Document passage —
[Begin]
They can’t get much worse. Cops take an average of 58 minutes to respond to calls. Just 8.7 percent of violent crimes are solved, compared to 30.5 percent statewide. As many as 78,000 homes and commercial buildings are abandoned, and the city’s total long-term liabilities exceed $18 billion.

Detroit’s bankruptcy carries broad national implications for the nation’s $3.7 trillion municipal finance market, public-sector pension funds and promises of retiree health care for tens of thousands of public employees nationwide — all of whom could be impacted by prospective rulings in a Detroit bankruptcy case.

The filing also is a stunning rebuke of the city’s political class and 50 years of control by a co-dependent alliance of the Democratic Party and public-sector unions whose leaders fueled their campaigns and political needs with public dollars. In the end, their circular self-dealing and refusal to act to avert collapse exposed the people they claim to represent.

Likely losers in the case, filed just 17 minutes before unions persuaded an Ingham County judge to issue a temporary restraining order to block the governor, include some 20,000 city retirees. They stand to lose most of their health care coverage and a portion of their pensions as part of a difficult restructuring.
[End]
Data —
[Begin]
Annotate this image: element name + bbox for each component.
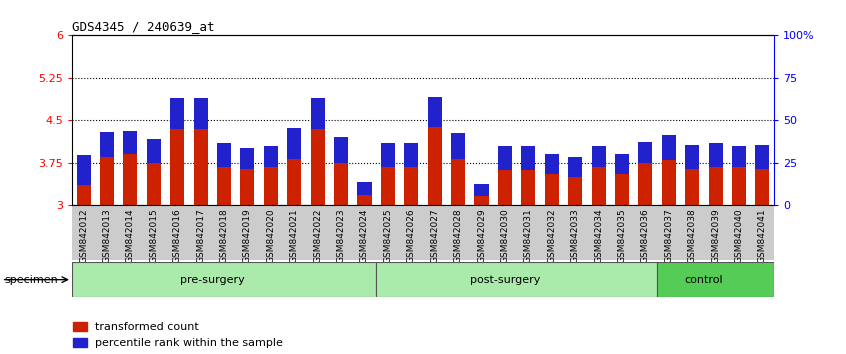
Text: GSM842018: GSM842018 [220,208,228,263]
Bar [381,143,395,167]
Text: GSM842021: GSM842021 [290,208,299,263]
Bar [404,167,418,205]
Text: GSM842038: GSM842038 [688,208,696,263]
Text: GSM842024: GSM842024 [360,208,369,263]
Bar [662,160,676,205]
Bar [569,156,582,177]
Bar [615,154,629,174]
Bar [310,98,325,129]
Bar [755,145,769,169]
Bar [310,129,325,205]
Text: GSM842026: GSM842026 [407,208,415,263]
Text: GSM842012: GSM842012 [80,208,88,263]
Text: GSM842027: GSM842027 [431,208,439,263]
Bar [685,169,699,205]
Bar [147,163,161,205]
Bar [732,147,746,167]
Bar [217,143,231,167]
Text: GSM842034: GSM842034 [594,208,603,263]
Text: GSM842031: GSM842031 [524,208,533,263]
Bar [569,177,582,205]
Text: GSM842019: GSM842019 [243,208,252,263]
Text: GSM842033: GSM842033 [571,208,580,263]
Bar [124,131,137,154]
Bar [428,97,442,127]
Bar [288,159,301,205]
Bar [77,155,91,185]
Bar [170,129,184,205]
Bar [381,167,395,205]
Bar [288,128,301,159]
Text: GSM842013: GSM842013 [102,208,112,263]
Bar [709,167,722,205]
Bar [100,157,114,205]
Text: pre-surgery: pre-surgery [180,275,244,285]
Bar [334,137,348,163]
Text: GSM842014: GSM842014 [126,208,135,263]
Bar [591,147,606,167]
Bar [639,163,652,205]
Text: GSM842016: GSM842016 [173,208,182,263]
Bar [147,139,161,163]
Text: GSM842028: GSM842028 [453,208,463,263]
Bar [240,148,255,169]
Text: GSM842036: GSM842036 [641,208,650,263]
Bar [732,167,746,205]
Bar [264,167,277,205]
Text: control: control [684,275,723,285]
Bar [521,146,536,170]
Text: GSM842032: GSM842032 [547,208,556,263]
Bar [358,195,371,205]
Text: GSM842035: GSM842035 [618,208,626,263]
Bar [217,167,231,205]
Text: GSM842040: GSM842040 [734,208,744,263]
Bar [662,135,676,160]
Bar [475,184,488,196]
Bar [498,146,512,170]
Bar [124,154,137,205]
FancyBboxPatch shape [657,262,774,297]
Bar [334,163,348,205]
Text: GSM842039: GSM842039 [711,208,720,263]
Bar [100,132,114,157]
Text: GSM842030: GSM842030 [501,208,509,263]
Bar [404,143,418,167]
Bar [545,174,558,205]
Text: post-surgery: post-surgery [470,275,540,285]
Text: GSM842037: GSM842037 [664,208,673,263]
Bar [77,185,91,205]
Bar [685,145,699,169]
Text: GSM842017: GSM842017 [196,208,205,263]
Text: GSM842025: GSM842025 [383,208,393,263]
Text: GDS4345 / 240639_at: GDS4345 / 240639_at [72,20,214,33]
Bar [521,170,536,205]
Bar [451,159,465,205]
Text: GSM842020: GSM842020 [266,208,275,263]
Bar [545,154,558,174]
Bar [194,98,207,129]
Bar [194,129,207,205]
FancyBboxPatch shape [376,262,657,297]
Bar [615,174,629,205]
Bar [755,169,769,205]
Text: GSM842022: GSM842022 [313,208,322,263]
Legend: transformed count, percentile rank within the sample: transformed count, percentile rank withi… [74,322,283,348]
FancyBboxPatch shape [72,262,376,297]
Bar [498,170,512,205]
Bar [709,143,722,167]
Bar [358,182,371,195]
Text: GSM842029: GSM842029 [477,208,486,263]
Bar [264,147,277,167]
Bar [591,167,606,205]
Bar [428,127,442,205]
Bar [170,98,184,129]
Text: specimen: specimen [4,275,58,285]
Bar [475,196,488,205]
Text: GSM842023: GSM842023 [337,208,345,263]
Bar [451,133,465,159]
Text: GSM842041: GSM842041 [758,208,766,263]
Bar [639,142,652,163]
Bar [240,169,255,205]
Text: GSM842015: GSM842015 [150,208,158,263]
[End]
Please quote the Detroit bankruptcy passage above word for word, from "Detroit’s bankruptcy carries" up to and including "Detroit bankruptcy case.".

Written response —
Detroit’s bankruptcy carries broad national implications for the nation’s $3.7 trillion municipal finance market, public-sector pension funds and promises of retiree health care for tens of thousands of public employees nationwide — all of whom could be impacted by prospective rulings in a Detroit bankruptcy case.